**Aim of the exercise:**
Set the listing down unchanged, minus every embedded image.
>> START Dataset content
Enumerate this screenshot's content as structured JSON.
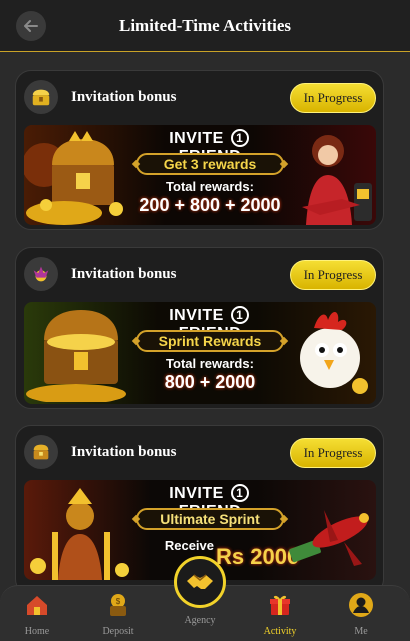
{
  "header": {
    "title": "Limited-Time Activities"
  },
  "cards": [
    {
      "title": "Invitation bonus",
      "status": "In Progress",
      "banner": {
        "line1_a": "INVITE",
        "line1_num": "1",
        "line1_b": "FRIEND",
        "subtitle": "Get 3 rewards",
        "total_label": "Total rewards:",
        "amounts": "200 + 800 + 2000"
      }
    },
    {
      "title": "Invitation bonus",
      "status": "In Progress",
      "banner": {
        "line1_a": "INVITE",
        "line1_num": "1",
        "line1_b": "FRIEND",
        "subtitle": "Sprint Rewards",
        "total_label": "Total rewards:",
        "amounts": "800 + 2000"
      }
    },
    {
      "title": "Invitation bonus",
      "status": "In Progress",
      "banner": {
        "line1_a": "INVITE",
        "line1_num": "1",
        "line1_b": "FRIEND",
        "subtitle": "Ultimate Sprint",
        "total_label": "Receive",
        "amounts": "Rs 2000"
      }
    }
  ],
  "nav": {
    "items": [
      {
        "label": "Home",
        "icon": "home-icon"
      },
      {
        "label": "Deposit",
        "icon": "deposit-icon"
      },
      {
        "label": "Agency",
        "icon": "handshake-icon"
      },
      {
        "label": "Activity",
        "icon": "gift-icon"
      },
      {
        "label": "Me",
        "icon": "profile-icon"
      }
    ],
    "active": "Activity",
    "accent": "#f2d22a"
  }
}
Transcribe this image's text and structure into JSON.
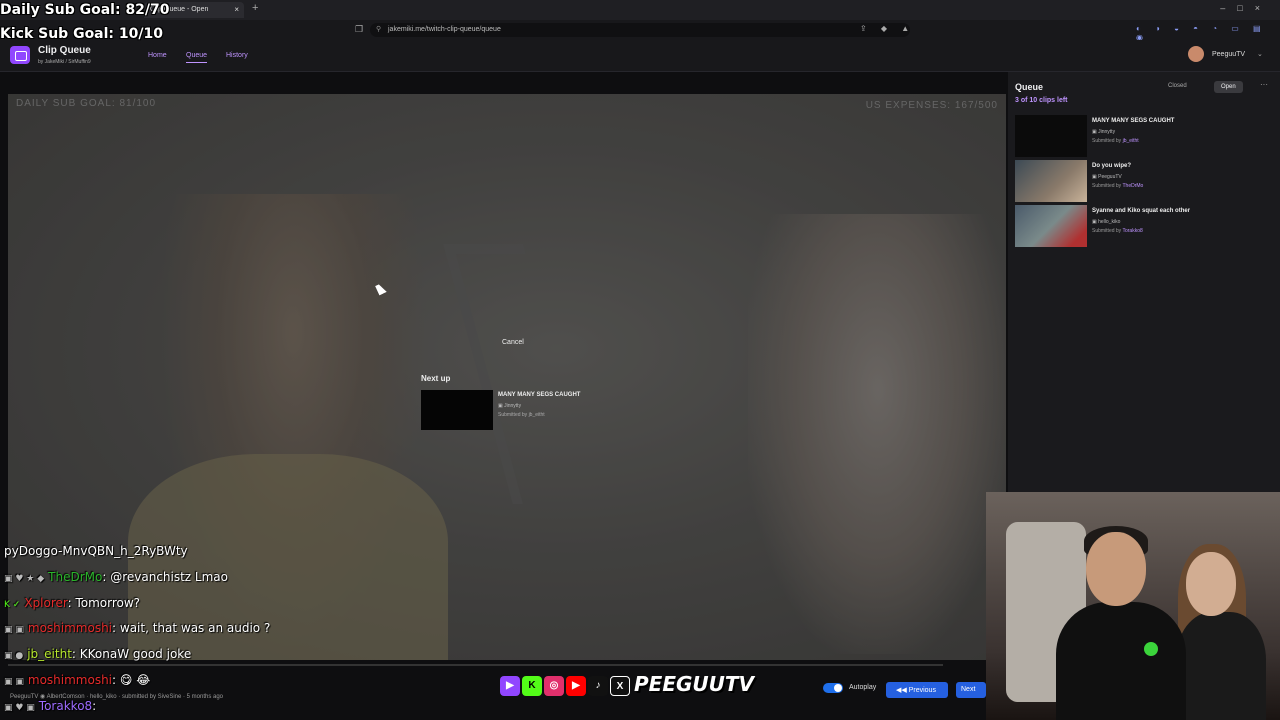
{
  "browser": {
    "tab_title": "Clip Queue - Open",
    "tab_close": "×",
    "new_tab": "+",
    "window_controls": "–□×",
    "url": "jakemiki.me/twitch-clip-queue/queue"
  },
  "stream_overlay": {
    "daily_sub_goal": "Daily Sub Goal: 82/70",
    "kick_sub_goal": "Kick Sub Goal: 10/10"
  },
  "app": {
    "title": "Clip Queue",
    "byline": "by JakeMiki / SirMuffin9",
    "nav": {
      "home": "Home",
      "queue": "Queue",
      "history": "History"
    },
    "user": {
      "name": "PeeguuTV"
    }
  },
  "player": {
    "overlay_left": "DAILY SUB GOAL: 81/100",
    "overlay_right": "US EXPENSES: 167/500",
    "cancel": "Cancel",
    "next_up": {
      "label": "Next up",
      "title": "MANY MANY SEGS CAUGHT",
      "channel": "Jinnytty",
      "submitted_by": "Submitted by jb_eitht"
    }
  },
  "queue": {
    "title": "Queue",
    "count": "3 of 10 clips left",
    "closed": "Closed",
    "open": "Open",
    "more": "···",
    "items": [
      {
        "title": "MANY MANY SEGS CAUGHT",
        "channel": "Jinnytty",
        "submitted_prefix": "Submitted by ",
        "submitter": "jb_eitht"
      },
      {
        "title": "Do you wipe?",
        "channel": "PeeguuTV",
        "submitted_prefix": "Submitted by ",
        "submitter": "TheDrMo"
      },
      {
        "title": "Syanne and Kiko squat each other",
        "channel": "hello_kiko",
        "submitted_prefix": "Submitted by ",
        "submitter": "Torakko8"
      }
    ]
  },
  "chat": [
    {
      "badges": "",
      "user": "",
      "color": "#ffffff",
      "message": "pyDoggo-MnvQBN_h_2RyBWty"
    },
    {
      "badges": "▣ ♥ ★ ◆",
      "user": "TheDrMo",
      "color": "#2bb52b",
      "message": ": @revanchistz Lmao"
    },
    {
      "badges": "K ✓",
      "user": "Xplorer",
      "color": "#e52b2b",
      "message": ": Tomorrow?"
    },
    {
      "badges": "▣ ▣",
      "user": "moshimmoshi",
      "color": "#e52b2b",
      "message": ": wait, that was an audio ?"
    },
    {
      "badges": "▣ ●",
      "user": "jb_eitht",
      "color": "#b7e82e",
      "message": ": KKonaW good joke"
    },
    {
      "badges": "▣ ▣",
      "user": "moshimmoshi",
      "color": "#e52b2b",
      "message": ": 😋 😂"
    },
    {
      "badges": "▣ ♥ ▣",
      "user": "Torakko8",
      "color": "#9d6bff",
      "message": ":"
    }
  ],
  "chat_extra": {
    "clip_credit": "hello_kiko · submitted by SiveSine · 5 months ago",
    "clip_line": "PeeguuTV ◉ AlbertComson"
  },
  "social": {
    "twitch": "▶",
    "kick": "K",
    "instagram": "◎",
    "youtube": "▶",
    "tiktok": "♪",
    "x": "X",
    "handle": "PEEGUUTV"
  },
  "controls": {
    "autoplay": "Autoplay",
    "previous": "◀◀ Previous",
    "next": "Next"
  }
}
>> END Dataset content
**Solved exercise:**
Enumerate this screenshot's content as structured JSON.
{
  "header": {
    "title": "Limited-Time Activities"
  },
  "cards": [
    {
      "title": "Invitation bonus",
      "status": "In Progress",
      "banner": {
        "line1_a": "INVITE",
        "line1_num": "1",
        "line1_b": "FRIEND",
        "subtitle": "Get 3 rewards",
        "total_label": "Total rewards:",
        "amounts": "200 + 800 + 2000"
      }
    },
    {
      "title": "Invitation bonus",
      "status": "In Progress",
      "banner": {
        "line1_a": "INVITE",
        "line1_num": "1",
        "line1_b": "FRIEND",
        "subtitle": "Sprint Rewards",
        "total_label": "Total rewards:",
        "amounts": "800 + 2000"
      }
    },
    {
      "title": "Invitation bonus",
      "status": "In Progress",
      "banner": {
        "line1_a": "INVITE",
        "line1_num": "1",
        "line1_b": "FRIEND",
        "subtitle": "Ultimate Sprint",
        "total_label": "Receive",
        "amounts": "Rs 2000"
      }
    }
  ],
  "nav": {
    "items": [
      {
        "label": "Home",
        "icon": "home-icon"
      },
      {
        "label": "Deposit",
        "icon": "deposit-icon"
      },
      {
        "label": "Agency",
        "icon": "handshake-icon"
      },
      {
        "label": "Activity",
        "icon": "gift-icon"
      },
      {
        "label": "Me",
        "icon": "profile-icon"
      }
    ],
    "active": "Activity",
    "accent": "#f2d22a"
  }
}
Transcribe this image's text and structure into JSON.
{
  "browser": {
    "tab_title": "Clip Queue - Open",
    "tab_close": "×",
    "new_tab": "+",
    "window_controls": "–□×",
    "url": "jakemiki.me/twitch-clip-queue/queue"
  },
  "stream_overlay": {
    "daily_sub_goal": "Daily Sub Goal: 82/70",
    "kick_sub_goal": "Kick Sub Goal: 10/10"
  },
  "app": {
    "title": "Clip Queue",
    "byline": "by JakeMiki / SirMuffin9",
    "nav": {
      "home": "Home",
      "queue": "Queue",
      "history": "History"
    },
    "user": {
      "name": "PeeguuTV"
    }
  },
  "player": {
    "overlay_left": "DAILY SUB GOAL: 81/100",
    "overlay_right": "US EXPENSES: 167/500",
    "cancel": "Cancel",
    "next_up": {
      "label": "Next up",
      "title": "MANY MANY SEGS CAUGHT",
      "channel": "Jinnytty",
      "submitted_by": "Submitted by jb_eitht"
    }
  },
  "queue": {
    "title": "Queue",
    "count": "3 of 10 clips left",
    "closed": "Closed",
    "open": "Open",
    "more": "···",
    "items": [
      {
        "title": "MANY MANY SEGS CAUGHT",
        "channel": "Jinnytty",
        "submitted_prefix": "Submitted by ",
        "submitter": "jb_eitht"
      },
      {
        "title": "Do you wipe?",
        "channel": "PeeguuTV",
        "submitted_prefix": "Submitted by ",
        "submitter": "TheDrMo"
      },
      {
        "title": "Syanne and Kiko squat each other",
        "channel": "hello_kiko",
        "submitted_prefix": "Submitted by ",
        "submitter": "Torakko8"
      }
    ]
  },
  "chat": [
    {
      "badges": "",
      "user": "",
      "color": "#ffffff",
      "message": "pyDoggo-MnvQBN_h_2RyBWty"
    },
    {
      "badges": "▣ ♥ ★ ◆",
      "user": "TheDrMo",
      "color": "#2bb52b",
      "message": ": @revanchistz Lmao"
    },
    {
      "badges": "K ✓",
      "user": "Xplorer",
      "color": "#e52b2b",
      "message": ": Tomorrow?"
    },
    {
      "badges": "▣ ▣",
      "user": "moshimmoshi",
      "color": "#e52b2b",
      "message": ": wait, that was an audio ?"
    },
    {
      "badges": "▣ ●",
      "user": "jb_eitht",
      "color": "#b7e82e",
      "message": ": KKonaW good joke"
    },
    {
      "badges": "▣ ▣",
      "user": "moshimmoshi",
      "color": "#e52b2b",
      "message": ": 😋 😂"
    },
    {
      "badges": "▣ ♥ ▣",
      "user": "Torakko8",
      "color": "#9d6bff",
      "message": ":"
    }
  ],
  "chat_extra": {
    "clip_credit": "hello_kiko · submitted by SiveSine · 5 months ago",
    "clip_line": "PeeguuTV ◉ AlbertComson"
  },
  "social": {
    "twitch": "▶",
    "kick": "K",
    "instagram": "◎",
    "youtube": "▶",
    "tiktok": "♪",
    "x": "X",
    "handle": "PEEGUUTV"
  },
  "controls": {
    "autoplay": "Autoplay",
    "previous": "◀◀ Previous",
    "next": "Next"
  }
}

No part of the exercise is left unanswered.